Answer with one number: the count of lines in this material that hold the word "żyjąca".
───── Given records
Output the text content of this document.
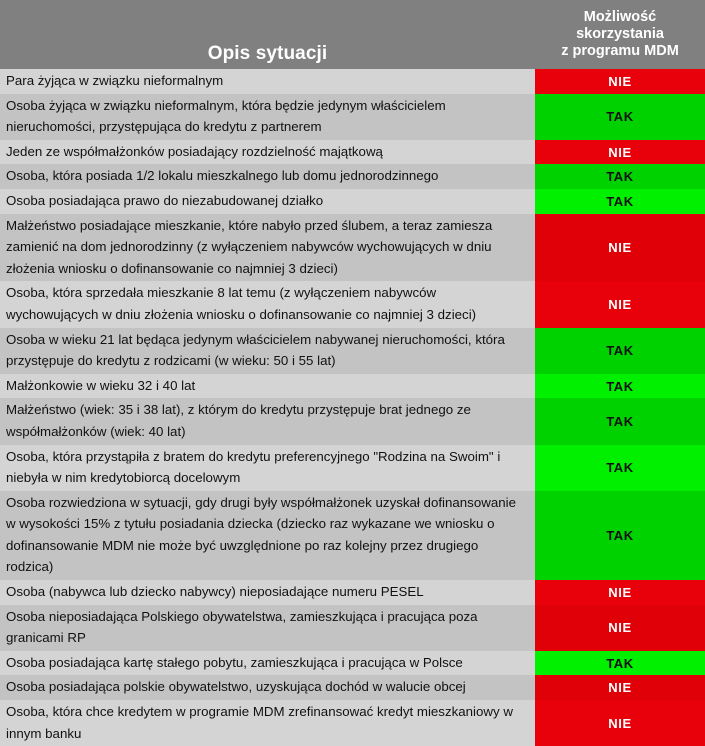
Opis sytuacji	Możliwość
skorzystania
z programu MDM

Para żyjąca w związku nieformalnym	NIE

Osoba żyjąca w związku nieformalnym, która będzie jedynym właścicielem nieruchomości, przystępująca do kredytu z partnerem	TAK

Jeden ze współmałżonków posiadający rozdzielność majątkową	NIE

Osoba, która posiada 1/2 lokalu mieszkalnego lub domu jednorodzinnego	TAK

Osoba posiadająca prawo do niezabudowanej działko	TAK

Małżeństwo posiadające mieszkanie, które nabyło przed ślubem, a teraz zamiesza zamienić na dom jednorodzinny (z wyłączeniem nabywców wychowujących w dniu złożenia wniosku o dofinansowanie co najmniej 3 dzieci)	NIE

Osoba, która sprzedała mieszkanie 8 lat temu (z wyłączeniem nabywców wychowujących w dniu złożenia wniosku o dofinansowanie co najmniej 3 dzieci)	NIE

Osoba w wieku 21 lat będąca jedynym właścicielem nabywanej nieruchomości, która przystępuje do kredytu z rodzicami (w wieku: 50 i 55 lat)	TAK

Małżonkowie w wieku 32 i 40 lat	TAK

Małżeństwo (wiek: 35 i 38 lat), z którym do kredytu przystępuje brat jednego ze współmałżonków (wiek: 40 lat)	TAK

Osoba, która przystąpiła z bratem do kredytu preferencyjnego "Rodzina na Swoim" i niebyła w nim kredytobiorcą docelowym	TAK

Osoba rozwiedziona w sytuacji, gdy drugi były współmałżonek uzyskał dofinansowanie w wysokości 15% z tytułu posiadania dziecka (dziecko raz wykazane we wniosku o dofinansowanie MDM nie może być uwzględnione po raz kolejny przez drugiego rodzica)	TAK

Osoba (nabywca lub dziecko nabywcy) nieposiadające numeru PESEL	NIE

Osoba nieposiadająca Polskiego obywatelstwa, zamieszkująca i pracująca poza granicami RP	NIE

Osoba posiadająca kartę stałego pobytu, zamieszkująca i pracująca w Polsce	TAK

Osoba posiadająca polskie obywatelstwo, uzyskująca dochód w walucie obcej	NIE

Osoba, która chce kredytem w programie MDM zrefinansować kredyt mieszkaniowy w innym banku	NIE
──────────
───── Given records
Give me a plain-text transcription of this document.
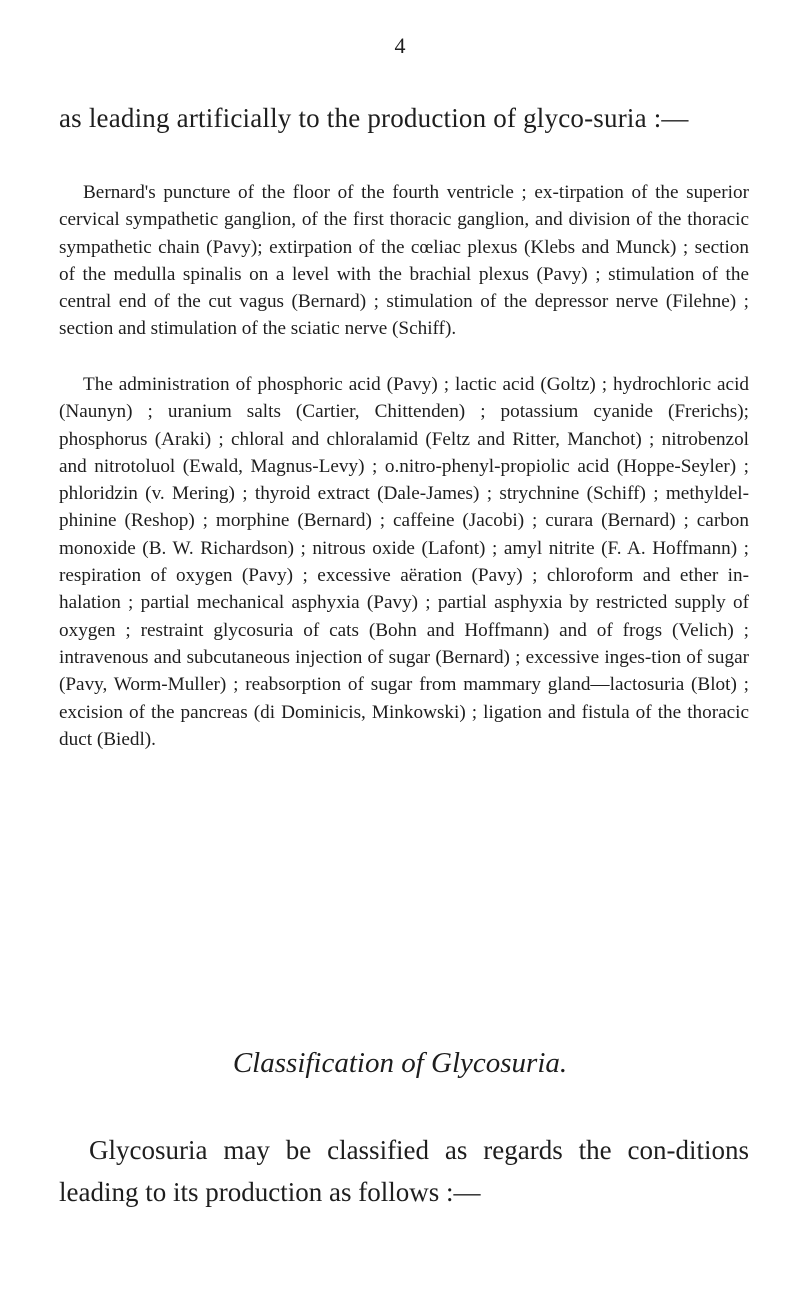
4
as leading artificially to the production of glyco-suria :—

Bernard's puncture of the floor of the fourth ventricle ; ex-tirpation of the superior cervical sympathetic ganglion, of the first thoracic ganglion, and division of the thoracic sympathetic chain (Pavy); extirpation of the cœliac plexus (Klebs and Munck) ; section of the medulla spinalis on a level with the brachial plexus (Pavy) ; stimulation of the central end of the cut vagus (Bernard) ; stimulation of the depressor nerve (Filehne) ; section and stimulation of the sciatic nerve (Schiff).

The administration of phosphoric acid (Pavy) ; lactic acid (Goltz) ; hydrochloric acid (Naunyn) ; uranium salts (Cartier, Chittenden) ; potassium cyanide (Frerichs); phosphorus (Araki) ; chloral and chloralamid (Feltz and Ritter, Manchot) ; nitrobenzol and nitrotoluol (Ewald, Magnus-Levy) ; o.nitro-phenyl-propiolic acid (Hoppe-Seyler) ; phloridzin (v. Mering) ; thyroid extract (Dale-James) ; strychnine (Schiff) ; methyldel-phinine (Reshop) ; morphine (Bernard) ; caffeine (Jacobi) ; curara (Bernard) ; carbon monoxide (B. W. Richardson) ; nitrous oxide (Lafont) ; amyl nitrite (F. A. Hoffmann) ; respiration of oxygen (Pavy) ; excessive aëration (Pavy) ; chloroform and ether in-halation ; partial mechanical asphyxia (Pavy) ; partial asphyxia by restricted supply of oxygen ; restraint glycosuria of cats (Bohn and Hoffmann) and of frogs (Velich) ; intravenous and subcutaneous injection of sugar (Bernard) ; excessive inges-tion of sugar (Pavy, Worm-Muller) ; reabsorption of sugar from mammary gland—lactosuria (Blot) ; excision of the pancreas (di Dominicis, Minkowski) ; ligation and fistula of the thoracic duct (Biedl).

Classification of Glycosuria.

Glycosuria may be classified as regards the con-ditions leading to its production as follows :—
──────────
Problem solution: 2